■ Written request 1: Arrange the records as a numbered list, from their first line through the line that contains "y-tick-label: 60 <box>94 473 108 488</box>", inclusive, leaving out any blank lines.

■ Passage provided:
+++
This is my second day at the European Space Solutions Conference. So far I am enjoying it! It is a luxury to have a booth like this, it makes me feel at home, even though the domain of this conference is only remotely connected to what I normally do. For example, the neighbour on one side develops rockets, small ones to launch small satellites (less than 50kg). The booth opposite ours promotes packaging computer chips in plastic instead of ceramics or metal, because it is cheaper and lighter; plastic is more sensitive to radiation and thus has a shorter lifetime – but nobody asks for durable satellites anymore. In the introduction film for the conference you can see cities, cars and industries, and there is one shot of a big mono-cultural field with a vehicle spraying pesticide. That is what our future looks like. Climate change and sustainability – not much of an issue here.
Yesterday I went to the opening sessions and the only one that politely mentioned the vulnerability of our planet was the Dutch astronaut, André Kuipers. He showed us the beauty of Earth at daytime and at night-time, sometimes in pictures and sometimes in short videos. Their space station was flying at an incredible speed, and to see a small country like the Netherlands, he said, you really had to pay attention. As you hear more often from people who have visited space, the experience changed him from ambitious to worried about the future of that watery planet with the thin atmosphere.
+++
Listings of boxed layout items:
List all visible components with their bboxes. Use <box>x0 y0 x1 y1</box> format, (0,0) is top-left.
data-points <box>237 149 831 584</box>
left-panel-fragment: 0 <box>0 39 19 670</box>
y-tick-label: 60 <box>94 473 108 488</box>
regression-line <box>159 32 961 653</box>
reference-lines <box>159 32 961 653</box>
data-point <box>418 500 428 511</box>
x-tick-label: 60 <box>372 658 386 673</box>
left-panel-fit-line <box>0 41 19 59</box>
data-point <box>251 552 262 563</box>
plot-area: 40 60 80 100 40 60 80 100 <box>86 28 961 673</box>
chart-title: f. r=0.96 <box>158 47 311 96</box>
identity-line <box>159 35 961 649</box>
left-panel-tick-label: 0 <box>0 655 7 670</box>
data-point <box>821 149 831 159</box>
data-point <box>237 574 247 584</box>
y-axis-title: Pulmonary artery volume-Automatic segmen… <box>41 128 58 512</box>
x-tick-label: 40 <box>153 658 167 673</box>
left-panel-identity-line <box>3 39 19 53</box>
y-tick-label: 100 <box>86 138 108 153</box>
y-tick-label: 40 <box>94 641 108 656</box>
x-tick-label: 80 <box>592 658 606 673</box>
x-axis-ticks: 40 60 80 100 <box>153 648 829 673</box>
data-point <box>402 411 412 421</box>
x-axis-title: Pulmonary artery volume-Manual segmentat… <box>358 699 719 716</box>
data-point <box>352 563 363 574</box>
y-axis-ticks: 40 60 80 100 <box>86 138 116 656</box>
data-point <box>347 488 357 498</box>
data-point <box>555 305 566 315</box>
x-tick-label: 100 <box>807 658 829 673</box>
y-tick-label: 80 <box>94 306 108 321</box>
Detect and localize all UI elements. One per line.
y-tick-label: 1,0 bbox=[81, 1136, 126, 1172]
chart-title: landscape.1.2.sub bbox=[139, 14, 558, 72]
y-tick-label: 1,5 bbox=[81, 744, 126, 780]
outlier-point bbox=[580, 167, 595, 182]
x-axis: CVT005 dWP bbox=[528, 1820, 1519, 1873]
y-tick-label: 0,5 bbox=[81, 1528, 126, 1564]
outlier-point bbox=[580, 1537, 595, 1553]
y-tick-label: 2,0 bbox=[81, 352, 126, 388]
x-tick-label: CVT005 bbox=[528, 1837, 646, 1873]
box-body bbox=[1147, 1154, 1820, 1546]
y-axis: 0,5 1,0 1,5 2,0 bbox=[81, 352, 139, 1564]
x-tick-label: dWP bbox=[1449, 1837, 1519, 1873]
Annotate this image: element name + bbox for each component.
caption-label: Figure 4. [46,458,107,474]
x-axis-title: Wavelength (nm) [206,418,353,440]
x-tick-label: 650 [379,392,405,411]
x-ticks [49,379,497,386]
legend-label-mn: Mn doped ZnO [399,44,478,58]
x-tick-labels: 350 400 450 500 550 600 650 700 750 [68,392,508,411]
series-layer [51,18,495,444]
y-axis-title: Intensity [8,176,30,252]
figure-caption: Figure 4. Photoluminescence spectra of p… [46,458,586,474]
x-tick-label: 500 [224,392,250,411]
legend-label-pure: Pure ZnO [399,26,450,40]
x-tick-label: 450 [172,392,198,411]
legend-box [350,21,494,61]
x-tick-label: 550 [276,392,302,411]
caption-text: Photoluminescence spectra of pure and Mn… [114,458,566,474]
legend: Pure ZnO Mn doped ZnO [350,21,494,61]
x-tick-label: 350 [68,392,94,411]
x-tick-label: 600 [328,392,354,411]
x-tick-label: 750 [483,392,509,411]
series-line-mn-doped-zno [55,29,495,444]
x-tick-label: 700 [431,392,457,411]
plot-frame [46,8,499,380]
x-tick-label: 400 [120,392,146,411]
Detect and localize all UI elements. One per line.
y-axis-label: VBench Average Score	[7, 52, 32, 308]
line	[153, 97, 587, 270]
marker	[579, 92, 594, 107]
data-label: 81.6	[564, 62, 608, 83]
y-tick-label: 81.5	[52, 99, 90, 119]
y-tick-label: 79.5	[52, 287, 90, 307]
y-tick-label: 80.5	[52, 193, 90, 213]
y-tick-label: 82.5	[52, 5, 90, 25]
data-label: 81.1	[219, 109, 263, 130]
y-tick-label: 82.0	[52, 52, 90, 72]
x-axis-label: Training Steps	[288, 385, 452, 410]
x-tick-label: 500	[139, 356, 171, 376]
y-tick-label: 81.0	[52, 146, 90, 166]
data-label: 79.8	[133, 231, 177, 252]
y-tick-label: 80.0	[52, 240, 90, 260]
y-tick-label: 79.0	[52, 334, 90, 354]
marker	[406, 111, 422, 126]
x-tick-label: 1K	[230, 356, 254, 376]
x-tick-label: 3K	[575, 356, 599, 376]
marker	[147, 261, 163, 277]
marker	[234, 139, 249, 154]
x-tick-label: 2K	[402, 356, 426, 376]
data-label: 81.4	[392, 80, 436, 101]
+++
■ Written request 2: List every material for packaging computer chips that the post about the space conference mentions.

■ Exercise output 1:
1. List all visible components with their bboxes. Use <box>x0 y0 x1 y1</box> format, (0,0) is top-left.
2. data-points <box>237 149 831 584</box>
3. left-panel-fragment: 0 <box>0 39 19 670</box>
4. y-tick-label: 60 <box>94 473 108 488</box>

■ Exercise output 2: plastic, ceramics, metal